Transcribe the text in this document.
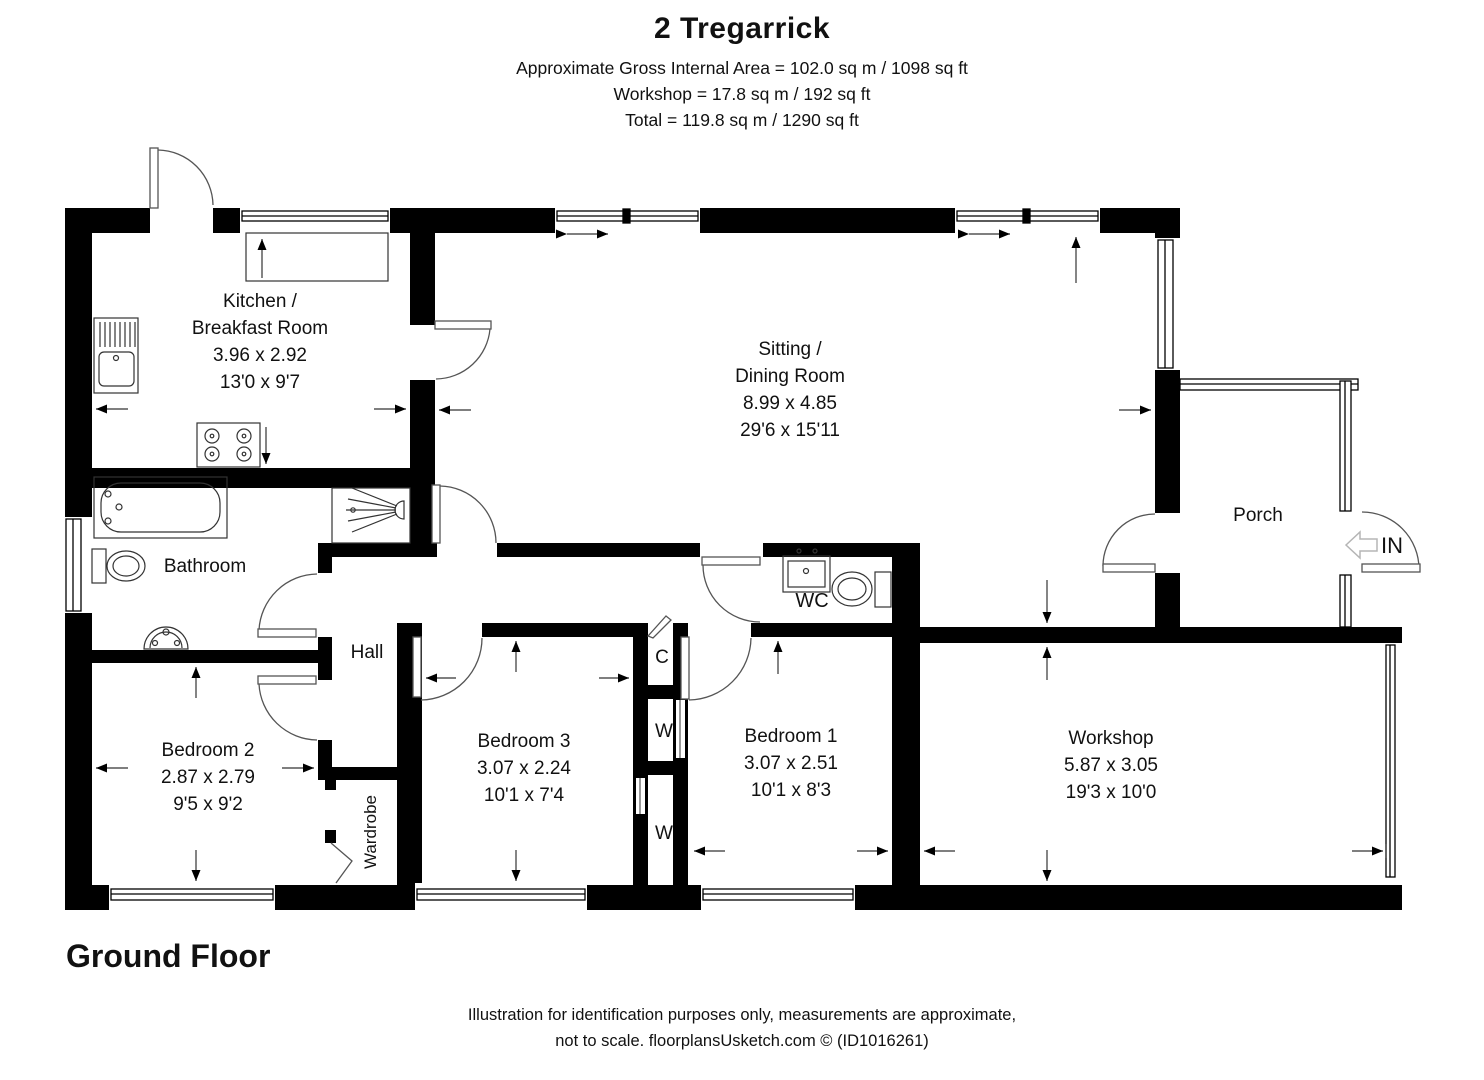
2 Tregarrick
Approximate Gross Internal Area = 102.0 sq m / 1098 sq ft
Workshop = 17.8 sq m / 192 sq ft
Total = 119.8 sq m / 1290 sq ft
Kitchen /
Breakfast Room
3.96 x 2.92
13'0 x 9'7
Sitting /
Dining Room
8.99 x 4.85
29'6 x 15'11
Bathroom
Hall
WC
Porch
IN
Bedroom 2
2.87 x 2.79
9'5 x 9'2
Bedroom 3
3.07 x 2.24
10'1 x 7'4
Bedroom 1
3.07 x 2.51
10'1 x 8'3
Workshop
5.87 x 3.05
19'3 x 10'0
C
W
W
Wardrobe
Ground Floor
Illustration for identification purposes only, measurements are approximate,
not to scale. floorplansUsketch.com © (ID1016261)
==============================
▸ WORK TO COMPLETE
Repeat the preceding records precisely, and leave every picture out of the copy.

▸ RESULT OF THIS TASK
Transcribe the text in this document.
2 Tregarrick
Approximate Gross Internal Area = 102.0 sq m / 1098 sq ft
Workshop = 17.8 sq m / 192 sq ft
Total = 119.8 sq m / 1290 sq ft
Kitchen /
Breakfast Room
3.96 x 2.92
13'0 x 9'7
Sitting /
Dining Room
8.99 x 4.85
29'6 x 15'11
Bathroom
Hall
WC
Porch
IN
Bedroom 2
2.87 x 2.79
9'5 x 9'2
Bedroom 3
3.07 x 2.24
10'1 x 7'4
Bedroom 1
3.07 x 2.51
10'1 x 8'3
Workshop
5.87 x 3.05
19'3 x 10'0
C
W
W
Wardrobe
Ground Floor
Illustration for identification purposes only, measurements are approximate,
not to scale. floorplansUsketch.com © (ID1016261)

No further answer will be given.